**Given request**
Pick up the description of the BigEarthNet exploration application where it stops and carry it forward.

**Text extract**
This application was created during the Database Project Course at TU Berlin in 2020 by Leonhard Rose, Trang Nguyen and Alina Ustymenko. It consists of an application that can be used to explore Data from the Big-EarthNet Dataset, and SQL that can be used to generate a more consistent, grid-like structured dataset that represents the original data in a form that is more useful for visual exploration.
BigEarth Net is a data set, that provides a large amount of satellite data from the Copernicus Data Hub (a project of the EU and ESA), split up into small tiles, that are tagged with metadata containing information about the type of terrain in the tile. These tags can be grouped together two times, so a tile that is tagged with "Sea and Ocean" will be considered for queries asking for "Sea and Ocean", "Marine waters" (which also includes "Coastal Lagoons" and "Estuaries") and "Water bodies" (which contains all... water bodies).
These areas are covered by the data set:
This application allows to gain insights from visual Exploration by providing three different graphs for user specified queries:
Visualizing simple queries against the underlying dataset, where all tiles are shown that match the filter shown here
Generating Chloropleth Maps for Tags based on the generated data for the geohash-based grid (Algorithm explained below)

**Recorded data**
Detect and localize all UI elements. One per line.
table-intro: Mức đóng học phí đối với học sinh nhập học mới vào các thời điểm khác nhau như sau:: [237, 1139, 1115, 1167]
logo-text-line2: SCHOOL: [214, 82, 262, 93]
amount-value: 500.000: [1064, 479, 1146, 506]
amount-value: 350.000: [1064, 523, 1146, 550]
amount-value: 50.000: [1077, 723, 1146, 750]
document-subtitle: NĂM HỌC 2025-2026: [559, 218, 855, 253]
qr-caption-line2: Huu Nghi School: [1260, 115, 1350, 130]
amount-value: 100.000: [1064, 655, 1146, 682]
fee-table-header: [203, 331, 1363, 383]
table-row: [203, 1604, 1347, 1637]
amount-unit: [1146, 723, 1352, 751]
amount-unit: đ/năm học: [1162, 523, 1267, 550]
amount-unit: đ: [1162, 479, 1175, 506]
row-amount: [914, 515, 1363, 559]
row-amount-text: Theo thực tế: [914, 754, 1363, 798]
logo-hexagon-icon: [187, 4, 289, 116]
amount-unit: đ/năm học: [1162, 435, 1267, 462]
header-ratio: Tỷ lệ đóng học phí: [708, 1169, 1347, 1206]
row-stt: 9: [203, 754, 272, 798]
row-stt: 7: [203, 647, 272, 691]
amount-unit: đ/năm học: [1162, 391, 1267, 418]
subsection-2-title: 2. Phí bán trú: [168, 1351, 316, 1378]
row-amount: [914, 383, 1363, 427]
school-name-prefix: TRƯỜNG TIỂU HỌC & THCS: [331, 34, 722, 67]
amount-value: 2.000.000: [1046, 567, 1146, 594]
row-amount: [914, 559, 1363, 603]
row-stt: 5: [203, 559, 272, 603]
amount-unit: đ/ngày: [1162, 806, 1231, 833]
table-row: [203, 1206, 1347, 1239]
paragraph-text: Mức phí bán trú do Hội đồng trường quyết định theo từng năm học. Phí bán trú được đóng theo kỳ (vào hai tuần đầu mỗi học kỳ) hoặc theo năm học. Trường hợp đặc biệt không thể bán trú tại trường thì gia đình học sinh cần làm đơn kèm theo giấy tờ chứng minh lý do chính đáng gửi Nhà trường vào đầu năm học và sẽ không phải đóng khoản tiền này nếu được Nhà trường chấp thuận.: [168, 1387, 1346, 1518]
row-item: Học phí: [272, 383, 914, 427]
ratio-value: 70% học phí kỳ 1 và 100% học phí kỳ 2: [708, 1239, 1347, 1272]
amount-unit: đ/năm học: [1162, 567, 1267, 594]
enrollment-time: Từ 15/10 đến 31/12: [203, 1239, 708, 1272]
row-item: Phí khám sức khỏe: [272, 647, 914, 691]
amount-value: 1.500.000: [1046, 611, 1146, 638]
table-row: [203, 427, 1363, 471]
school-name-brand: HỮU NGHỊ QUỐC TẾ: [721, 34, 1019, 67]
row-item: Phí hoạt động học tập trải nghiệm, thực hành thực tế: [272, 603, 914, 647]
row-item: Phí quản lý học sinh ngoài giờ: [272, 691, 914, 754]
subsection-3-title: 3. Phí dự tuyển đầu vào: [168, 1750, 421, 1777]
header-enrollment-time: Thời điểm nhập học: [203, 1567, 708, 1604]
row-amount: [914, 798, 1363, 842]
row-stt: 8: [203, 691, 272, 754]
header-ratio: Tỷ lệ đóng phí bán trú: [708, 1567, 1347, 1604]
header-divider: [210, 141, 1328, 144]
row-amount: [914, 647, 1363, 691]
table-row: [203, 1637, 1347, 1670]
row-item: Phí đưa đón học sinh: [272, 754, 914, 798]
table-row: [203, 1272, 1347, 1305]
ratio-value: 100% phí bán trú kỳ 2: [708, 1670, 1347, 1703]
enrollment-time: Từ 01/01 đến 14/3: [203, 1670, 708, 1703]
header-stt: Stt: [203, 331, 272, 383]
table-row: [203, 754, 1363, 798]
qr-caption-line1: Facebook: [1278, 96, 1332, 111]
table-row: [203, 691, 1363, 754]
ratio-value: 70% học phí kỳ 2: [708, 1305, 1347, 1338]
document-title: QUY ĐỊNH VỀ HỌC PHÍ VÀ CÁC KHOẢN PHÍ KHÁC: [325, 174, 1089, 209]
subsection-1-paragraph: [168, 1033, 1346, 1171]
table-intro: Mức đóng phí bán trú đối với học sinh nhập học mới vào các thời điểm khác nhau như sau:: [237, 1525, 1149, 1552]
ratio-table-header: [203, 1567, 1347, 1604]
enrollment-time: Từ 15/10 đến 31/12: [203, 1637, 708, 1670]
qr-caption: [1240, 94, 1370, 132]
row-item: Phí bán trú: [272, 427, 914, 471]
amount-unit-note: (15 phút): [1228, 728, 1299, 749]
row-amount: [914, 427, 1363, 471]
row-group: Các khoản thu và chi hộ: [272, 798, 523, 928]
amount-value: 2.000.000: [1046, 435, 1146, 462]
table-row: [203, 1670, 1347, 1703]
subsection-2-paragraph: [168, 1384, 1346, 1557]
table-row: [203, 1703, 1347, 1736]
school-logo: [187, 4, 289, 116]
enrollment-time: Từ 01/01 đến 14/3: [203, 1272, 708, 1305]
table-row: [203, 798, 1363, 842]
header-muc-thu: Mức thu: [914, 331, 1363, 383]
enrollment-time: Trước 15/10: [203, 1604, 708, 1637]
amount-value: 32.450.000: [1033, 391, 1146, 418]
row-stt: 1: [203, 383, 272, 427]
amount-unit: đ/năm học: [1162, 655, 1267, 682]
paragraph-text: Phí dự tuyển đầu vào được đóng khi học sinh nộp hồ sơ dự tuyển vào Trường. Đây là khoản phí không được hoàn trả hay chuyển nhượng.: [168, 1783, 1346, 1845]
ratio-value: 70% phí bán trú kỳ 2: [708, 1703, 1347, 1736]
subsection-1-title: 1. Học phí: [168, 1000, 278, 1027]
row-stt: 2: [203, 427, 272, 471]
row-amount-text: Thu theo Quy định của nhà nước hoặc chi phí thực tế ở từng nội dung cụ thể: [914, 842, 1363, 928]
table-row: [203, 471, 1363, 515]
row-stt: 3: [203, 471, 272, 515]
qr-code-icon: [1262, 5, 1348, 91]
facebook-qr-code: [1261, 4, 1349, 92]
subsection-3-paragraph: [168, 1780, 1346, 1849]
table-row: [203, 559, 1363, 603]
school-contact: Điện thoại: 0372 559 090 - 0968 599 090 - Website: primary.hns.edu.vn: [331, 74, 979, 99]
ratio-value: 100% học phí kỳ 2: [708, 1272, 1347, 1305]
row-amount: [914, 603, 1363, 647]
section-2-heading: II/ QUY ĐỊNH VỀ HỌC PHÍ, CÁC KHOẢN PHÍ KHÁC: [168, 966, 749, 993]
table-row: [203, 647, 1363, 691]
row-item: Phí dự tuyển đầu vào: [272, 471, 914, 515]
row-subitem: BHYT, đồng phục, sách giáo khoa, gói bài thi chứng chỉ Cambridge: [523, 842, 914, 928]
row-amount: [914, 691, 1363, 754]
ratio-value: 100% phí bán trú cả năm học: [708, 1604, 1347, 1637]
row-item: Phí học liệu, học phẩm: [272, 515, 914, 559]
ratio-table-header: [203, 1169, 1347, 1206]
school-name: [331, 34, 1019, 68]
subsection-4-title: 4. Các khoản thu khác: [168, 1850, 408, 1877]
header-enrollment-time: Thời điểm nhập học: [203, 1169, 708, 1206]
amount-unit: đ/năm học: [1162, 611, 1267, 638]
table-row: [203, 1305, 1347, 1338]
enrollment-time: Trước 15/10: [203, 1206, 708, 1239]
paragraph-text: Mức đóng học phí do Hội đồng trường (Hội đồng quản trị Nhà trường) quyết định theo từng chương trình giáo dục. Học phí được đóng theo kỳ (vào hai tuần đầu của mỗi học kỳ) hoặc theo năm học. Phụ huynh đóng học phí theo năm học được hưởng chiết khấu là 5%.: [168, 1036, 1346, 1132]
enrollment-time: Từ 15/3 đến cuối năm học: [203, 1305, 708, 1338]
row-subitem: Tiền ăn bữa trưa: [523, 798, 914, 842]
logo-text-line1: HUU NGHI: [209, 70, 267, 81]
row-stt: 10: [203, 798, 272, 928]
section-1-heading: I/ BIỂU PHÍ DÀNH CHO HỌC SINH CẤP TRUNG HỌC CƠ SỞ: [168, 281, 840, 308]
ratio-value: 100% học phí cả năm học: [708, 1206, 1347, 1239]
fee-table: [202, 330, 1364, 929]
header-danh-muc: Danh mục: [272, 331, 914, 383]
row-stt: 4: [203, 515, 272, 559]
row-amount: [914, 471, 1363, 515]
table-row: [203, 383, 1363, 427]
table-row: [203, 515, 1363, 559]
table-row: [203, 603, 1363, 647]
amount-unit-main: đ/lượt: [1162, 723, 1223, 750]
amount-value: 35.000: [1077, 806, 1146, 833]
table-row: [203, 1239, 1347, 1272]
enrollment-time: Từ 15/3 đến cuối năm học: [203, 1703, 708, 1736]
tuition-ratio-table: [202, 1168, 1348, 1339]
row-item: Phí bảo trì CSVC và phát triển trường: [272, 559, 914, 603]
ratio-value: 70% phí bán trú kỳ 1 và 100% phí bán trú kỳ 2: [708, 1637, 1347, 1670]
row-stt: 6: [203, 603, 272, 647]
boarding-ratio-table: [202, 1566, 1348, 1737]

**In response**
Selecting an area in the chloropleth map will generate a line graph for the developement over time of the area covered by this tag
For retrieving information about the actual terrain or the development of the terrain over time, looking at the raw data is not that useful, because neither the areas captured by the satellite have the same size and position, nor do the tiles, in which the satellite images are subdivided. Furthermore, the satellite never captures one complete area, but rather only a part of it each time, so there is also an partial dataset at each point of time. The algorithm provided here, transforms this data set, into a data set, where for each point of time, there is complete information about a whole area available. For this, Missing Data is filled up using a simple Last Observation Carried Forward Imputation. After that, for each GeoHash of a specified length, that intersects with an area we have data for, it is calculated how much of it is covered by specific tags, based on either an original, or imputated data point.
These data points can also be easily aggregated to larger areas, since you'd just have to sum up the values of the entries for all geohashes starting with the same sequence. This is also the data that is beeing displayed in the aggregated tab.
The algorithm is realized in PostgresSQL (with the PostGIS Extension), without the use of a procedural programming language like PL/pgSQL. This speeds up operations considerably, but on a modestly equipped server (we used a 4 core, 12GB Ram server), it still takes multiple days and the queries should be split up into different areas, since RAM and Storage Space might run out due to the large temporary tables being generated.
W.I.P.